>> START

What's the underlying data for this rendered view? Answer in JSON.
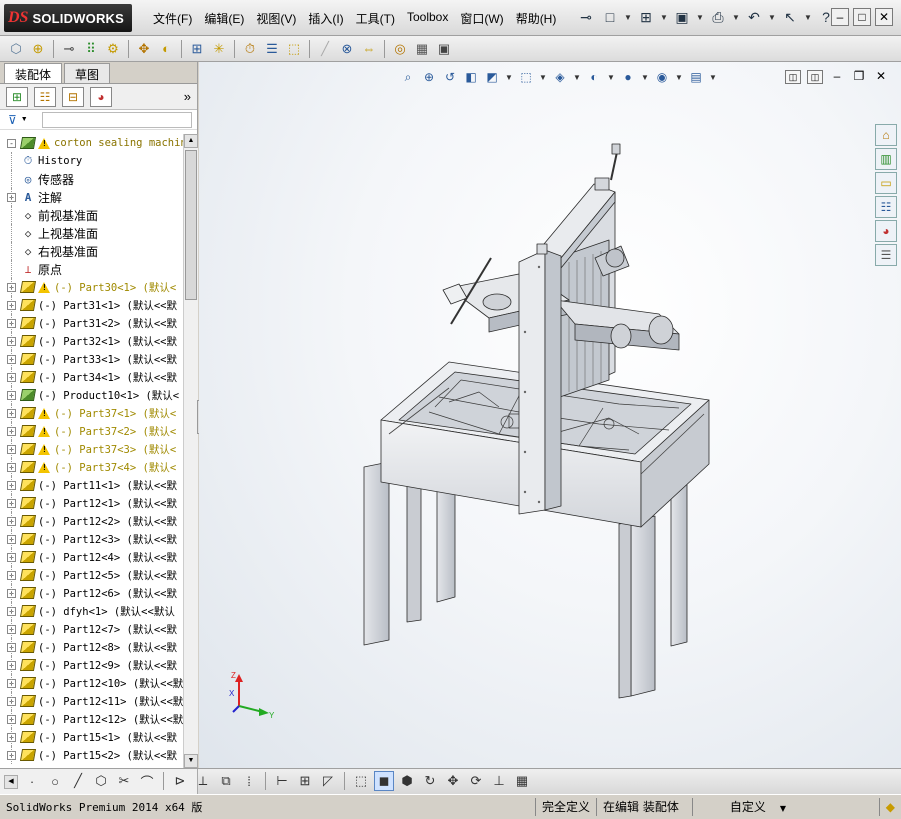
{
  "app": {
    "logo_ds": "DS",
    "logo_name": "SOLIDWORKS"
  },
  "menu": [
    "文件(F)",
    "编辑(E)",
    "视图(V)",
    "插入(I)",
    "工具(T)",
    "Toolbox",
    "窗口(W)",
    "帮助(H)"
  ],
  "title_tools": [
    {
      "icon": "pushpin-icon",
      "glyph": "⊸"
    },
    {
      "icon": "new-document-icon",
      "glyph": "□",
      "dropdown": true
    },
    {
      "icon": "open-folder-icon",
      "glyph": "⊞",
      "dropdown": true
    },
    {
      "icon": "save-icon",
      "glyph": "▣",
      "dropdown": true
    },
    {
      "icon": "print-icon",
      "glyph": "⎙",
      "dropdown": true
    },
    {
      "icon": "undo-icon",
      "glyph": "↶",
      "dropdown": true
    },
    {
      "icon": "select-icon",
      "glyph": "↖",
      "dropdown": true
    },
    {
      "icon": "help-icon",
      "glyph": "?",
      "dropdown": true
    }
  ],
  "window_buttons": [
    {
      "name": "minimize",
      "glyph": "–"
    },
    {
      "name": "restore",
      "glyph": "□"
    },
    {
      "name": "close",
      "glyph": "✕"
    }
  ],
  "command_toolbar": [
    "edit-component-icon",
    "insert-components-icon",
    "mate-icon",
    "component-pattern-icon",
    "smart-fasteners-icon",
    "move-component-icon",
    "show-hidden-icon",
    "assembly-features-icon",
    "reference-geometry-icon",
    "new-motion-study-icon",
    "bill-of-materials-icon",
    "exploded-view-icon",
    "explode-line-sketch-icon",
    "interference-detection-icon",
    "clearance-verification-icon",
    "hole-alignment-icon",
    "measure-icon",
    "mass-properties-icon"
  ],
  "panel_tabs": [
    {
      "label": "装配体",
      "active": true
    },
    {
      "label": "草图",
      "active": false
    }
  ],
  "panel_icons": [
    "featuremanager-icon",
    "propertymanager-icon",
    "configurationmanager-icon",
    "displaymanager-icon"
  ],
  "tree": [
    {
      "label": "corton sealing machine",
      "type": "root",
      "warn": true,
      "expand": "-",
      "style": "root"
    },
    {
      "label": "History",
      "type": "history",
      "expand": ""
    },
    {
      "label": "传感器",
      "type": "sensor",
      "expand": "",
      "cn": true
    },
    {
      "label": "注解",
      "type": "annotation",
      "expand": "+",
      "cn": true
    },
    {
      "label": "前视基准面",
      "type": "plane",
      "expand": "",
      "cn": true
    },
    {
      "label": "上视基准面",
      "type": "plane",
      "expand": "",
      "cn": true
    },
    {
      "label": "右视基准面",
      "type": "plane",
      "expand": "",
      "cn": true
    },
    {
      "label": "原点",
      "type": "origin",
      "expand": "",
      "cn": true
    },
    {
      "label": "(-) Part30<1> (默认<",
      "type": "part",
      "warn": true,
      "expand": "+",
      "style": "warnc"
    },
    {
      "label": "(-) Part31<1> (默认<<默",
      "type": "part",
      "expand": "+"
    },
    {
      "label": "(-) Part31<2> (默认<<默",
      "type": "part",
      "expand": "+"
    },
    {
      "label": "(-) Part32<1> (默认<<默",
      "type": "part",
      "expand": "+"
    },
    {
      "label": "(-) Part33<1> (默认<<默",
      "type": "part",
      "expand": "+"
    },
    {
      "label": "(-) Part34<1> (默认<<默",
      "type": "part",
      "expand": "+"
    },
    {
      "label": "(-) Product10<1> (默认<",
      "type": "assembly",
      "expand": "+"
    },
    {
      "label": "(-) Part37<1> (默认<",
      "type": "part",
      "warn": true,
      "expand": "+",
      "style": "warnc"
    },
    {
      "label": "(-) Part37<2> (默认<",
      "type": "part",
      "warn": true,
      "expand": "+",
      "style": "warnc"
    },
    {
      "label": "(-) Part37<3> (默认<",
      "type": "part",
      "warn": true,
      "expand": "+",
      "style": "warnc"
    },
    {
      "label": "(-) Part37<4> (默认<",
      "type": "part",
      "warn": true,
      "expand": "+",
      "style": "warnc"
    },
    {
      "label": "(-) Part11<1> (默认<<默",
      "type": "part",
      "expand": "+"
    },
    {
      "label": "(-) Part12<1> (默认<<默",
      "type": "part",
      "expand": "+"
    },
    {
      "label": "(-) Part12<2> (默认<<默",
      "type": "part",
      "expand": "+"
    },
    {
      "label": "(-) Part12<3> (默认<<默",
      "type": "part",
      "expand": "+"
    },
    {
      "label": "(-) Part12<4> (默认<<默",
      "type": "part",
      "expand": "+"
    },
    {
      "label": "(-) Part12<5> (默认<<默",
      "type": "part",
      "expand": "+"
    },
    {
      "label": "(-) Part12<6> (默认<<默",
      "type": "part",
      "expand": "+"
    },
    {
      "label": "(-) dfyh<1> (默认<<默认",
      "type": "part",
      "expand": "+"
    },
    {
      "label": "(-) Part12<7> (默认<<默",
      "type": "part",
      "expand": "+"
    },
    {
      "label": "(-) Part12<8> (默认<<默",
      "type": "part",
      "expand": "+"
    },
    {
      "label": "(-) Part12<9> (默认<<默",
      "type": "part",
      "expand": "+"
    },
    {
      "label": "(-) Part12<10> (默认<<默",
      "type": "part",
      "expand": "+"
    },
    {
      "label": "(-) Part12<11> (默认<<默",
      "type": "part",
      "expand": "+"
    },
    {
      "label": "(-) Part12<12> (默认<<默",
      "type": "part",
      "expand": "+"
    },
    {
      "label": "(-) Part15<1> (默认<<默",
      "type": "part",
      "expand": "+"
    },
    {
      "label": "(-) Part15<2> (默认<<默",
      "type": "part",
      "expand": "+"
    }
  ],
  "headsup_toolbar": [
    "zoom-to-fit-icon",
    "zoom-to-area-icon",
    "previous-view-icon",
    "section-view-icon",
    "dynamic-annotation-views-icon",
    "view-orientation-icon",
    "display-style-icon",
    "hide-show-items-icon",
    "edit-appearance-icon",
    "apply-scene-icon",
    "view-settings-icon"
  ],
  "task_pane": [
    "solidworks-resources-icon",
    "design-library-icon",
    "file-explorer-icon",
    "view-palette-icon",
    "appearances-icon",
    "custom-properties-icon"
  ],
  "triad": {
    "x": "X",
    "y": "Y",
    "z": "Z"
  },
  "bottom_toolbar": [
    "point-icon",
    "circle-icon",
    "line-icon",
    "polygon-icon",
    "trim-icon",
    "arc-icon",
    "convert-entities-icon",
    "mirror-icon",
    "offset-icon",
    "linear-pattern-icon",
    "dimension-icon",
    "grid-icon",
    "section-icon",
    "wireframe-icon",
    "shaded-icon",
    "shaded-with-edges-icon",
    "rebuild-icon",
    "move-entity-icon",
    "rotate-entity-icon",
    "sketch-relations-icon",
    "table-icon"
  ],
  "status": {
    "main": "SolidWorks Premium 2014 x64 版",
    "definition": "完全定义",
    "mode": "在编辑 装配体",
    "units": "自定义"
  }
}
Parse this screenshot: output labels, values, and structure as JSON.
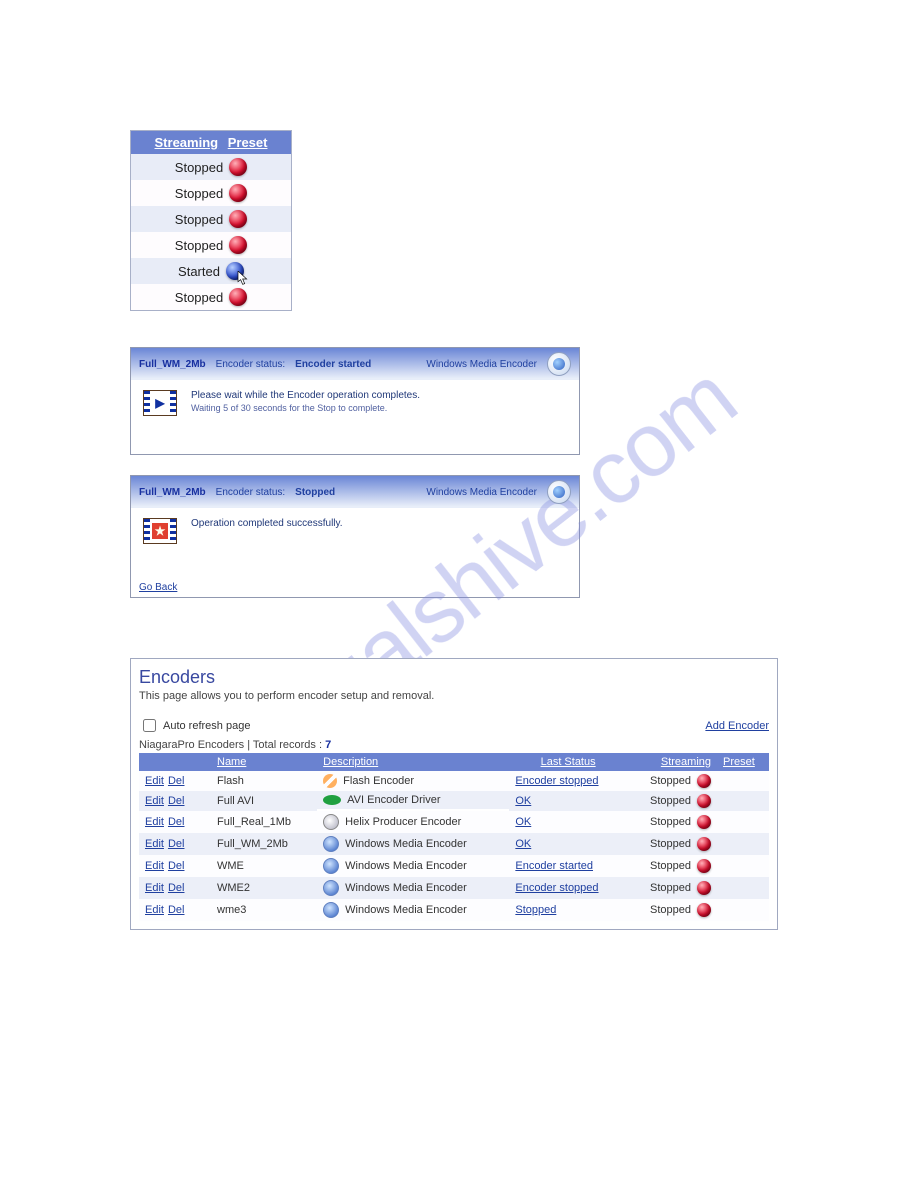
{
  "watermark": "manualshive.com",
  "streaming_header": {
    "col_streaming": "Streaming",
    "col_preset": "Preset"
  },
  "streaming_rows": [
    {
      "label": "Stopped",
      "color": "red"
    },
    {
      "label": "Stopped",
      "color": "red"
    },
    {
      "label": "Stopped",
      "color": "red"
    },
    {
      "label": "Stopped",
      "color": "red"
    },
    {
      "label": "Started",
      "color": "blue",
      "cursor": true
    },
    {
      "label": "Stopped",
      "color": "red"
    }
  ],
  "panel_started": {
    "title": "Full_WM_2Mb",
    "status_label": "Encoder status:",
    "status_value": "Encoder started",
    "encoder_name": "Windows Media Encoder",
    "msg": "Please wait while the Encoder operation completes.",
    "sub": "Waiting 5 of 30 seconds for the Stop to complete."
  },
  "panel_stopped": {
    "title": "Full_WM_2Mb",
    "status_label": "Encoder status:",
    "status_value": "Stopped",
    "encoder_name": "Windows Media Encoder",
    "msg": "Operation completed successfully.",
    "go_back": "Go Back"
  },
  "encoders_page": {
    "heading": "Encoders",
    "subtitle": "This page allows you to perform encoder setup and removal.",
    "auto_refresh": "Auto refresh page",
    "add_link": "Add Encoder",
    "summary_prefix": "NiagaraPro Encoders | Total records : ",
    "summary_count": "7",
    "columns": {
      "actions": "",
      "name": "Name",
      "description": "Description",
      "last_status": "Last Status",
      "streaming": "Streaming",
      "preset": "Preset"
    },
    "action_edit": "Edit",
    "action_del": "Del",
    "rows": [
      {
        "name": "Flash",
        "desc": "Flash Encoder",
        "icon": "flash",
        "status": "Encoder stopped",
        "streaming": "Stopped"
      },
      {
        "name": "Full AVI",
        "desc": "AVI Encoder Driver",
        "icon": "avi",
        "status": "OK",
        "streaming": "Stopped"
      },
      {
        "name": "Full_Real_1Mb",
        "desc": "Helix Producer Encoder",
        "icon": "helix",
        "status": "OK",
        "streaming": "Stopped"
      },
      {
        "name": "Full_WM_2Mb",
        "desc": "Windows Media Encoder",
        "icon": "wme",
        "status": "OK",
        "streaming": "Stopped"
      },
      {
        "name": "WME",
        "desc": "Windows Media Encoder",
        "icon": "wme",
        "status": "Encoder started",
        "streaming": "Stopped"
      },
      {
        "name": "WME2",
        "desc": "Windows Media Encoder",
        "icon": "wme",
        "status": "Encoder stopped",
        "streaming": "Stopped"
      },
      {
        "name": "wme3",
        "desc": "Windows Media Encoder",
        "icon": "wme",
        "status": "Stopped",
        "streaming": "Stopped"
      }
    ]
  }
}
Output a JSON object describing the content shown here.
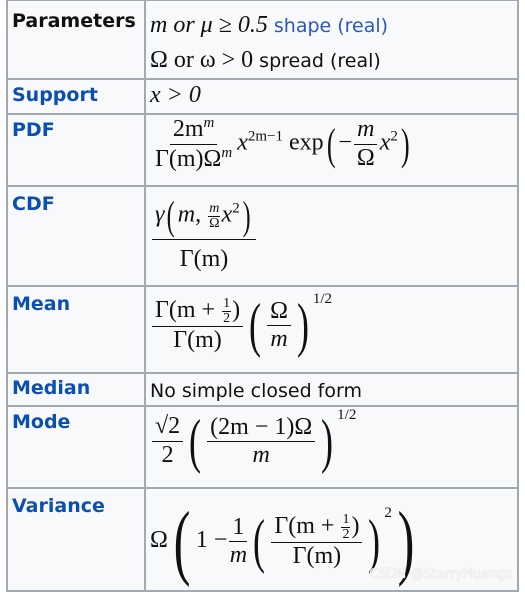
{
  "rows": {
    "parameters": {
      "label": "Parameters",
      "line1_math": "m or μ ≥ 0.5",
      "line1_shape": "shape",
      "line1_real": "(real)",
      "line2_math": "Ω or ω > 0",
      "line2_text": "spread (real)"
    },
    "support": {
      "label": "Support",
      "math": "x > 0"
    },
    "pdf": {
      "label": "PDF",
      "num": "2m",
      "num_sup": "m",
      "den": "Γ(m)Ω",
      "den_sup": "m",
      "x": "x",
      "x_sup": "2m−1",
      "exp": "exp",
      "minus": "−",
      "fnum": "m",
      "fden": "Ω",
      "x2": "x",
      "sq": "2"
    },
    "cdf": {
      "label": "CDF",
      "gamma": "γ",
      "m": "m,",
      "snum": "m",
      "sden": "Ω",
      "x": "x",
      "sq": "2",
      "den": "Γ(m)"
    },
    "mean": {
      "label": "Mean",
      "num_a": "Γ(m + ",
      "half_n": "1",
      "half_d": "2",
      "num_b": ")",
      "den": "Γ(m)",
      "pnum": "Ω",
      "pden": "m",
      "exp": "1/2"
    },
    "median": {
      "label": "Median",
      "text": "No simple closed form"
    },
    "mode": {
      "label": "Mode",
      "sqrt": "√2",
      "two": "2",
      "pnum": "(2m − 1)Ω",
      "pden": "m",
      "exp": "1/2"
    },
    "variance": {
      "label": "Variance",
      "omega": "Ω",
      "one_minus": "1 −",
      "fn": "1",
      "fd": "m",
      "num_a": "Γ(m + ",
      "half_n": "1",
      "half_d": "2",
      "num_b": ")",
      "den": "Γ(m)",
      "sq": "2"
    }
  },
  "watermark": "CSDN @StarryHuangx",
  "colors": {
    "link": "#0b4fb3",
    "border": "#a2a9b1",
    "background": "#f8f9fa"
  }
}
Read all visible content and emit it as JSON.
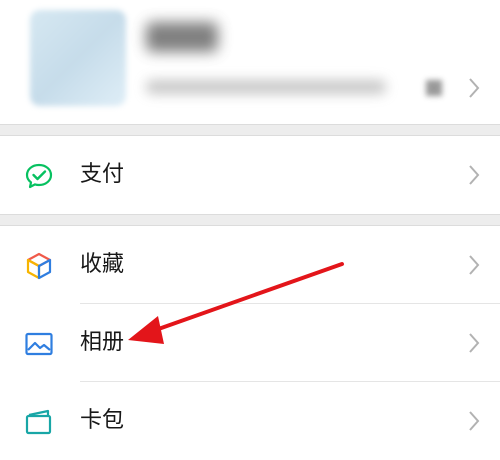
{
  "menu": {
    "items": [
      {
        "label": "支付",
        "icon": "wechat-pay-icon"
      },
      {
        "label": "收藏",
        "icon": "favorites-cube-icon"
      },
      {
        "label": "相册",
        "icon": "album-picture-icon"
      },
      {
        "label": "卡包",
        "icon": "card-wallet-icon"
      }
    ]
  },
  "colors": {
    "pay_green": "#07c160",
    "album_blue": "#2f7ee0",
    "card_teal": "#18a6a6",
    "annotation_red": "#e3151a",
    "chevron": "#b2b2b2",
    "separator_gray": "#ededed"
  }
}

>> END

● **Given instruction**:
Collect every line above that contains the word "sketch".

● **The solution**:
    "explode-line-sketch-icon",
    "sketch-relations-icon",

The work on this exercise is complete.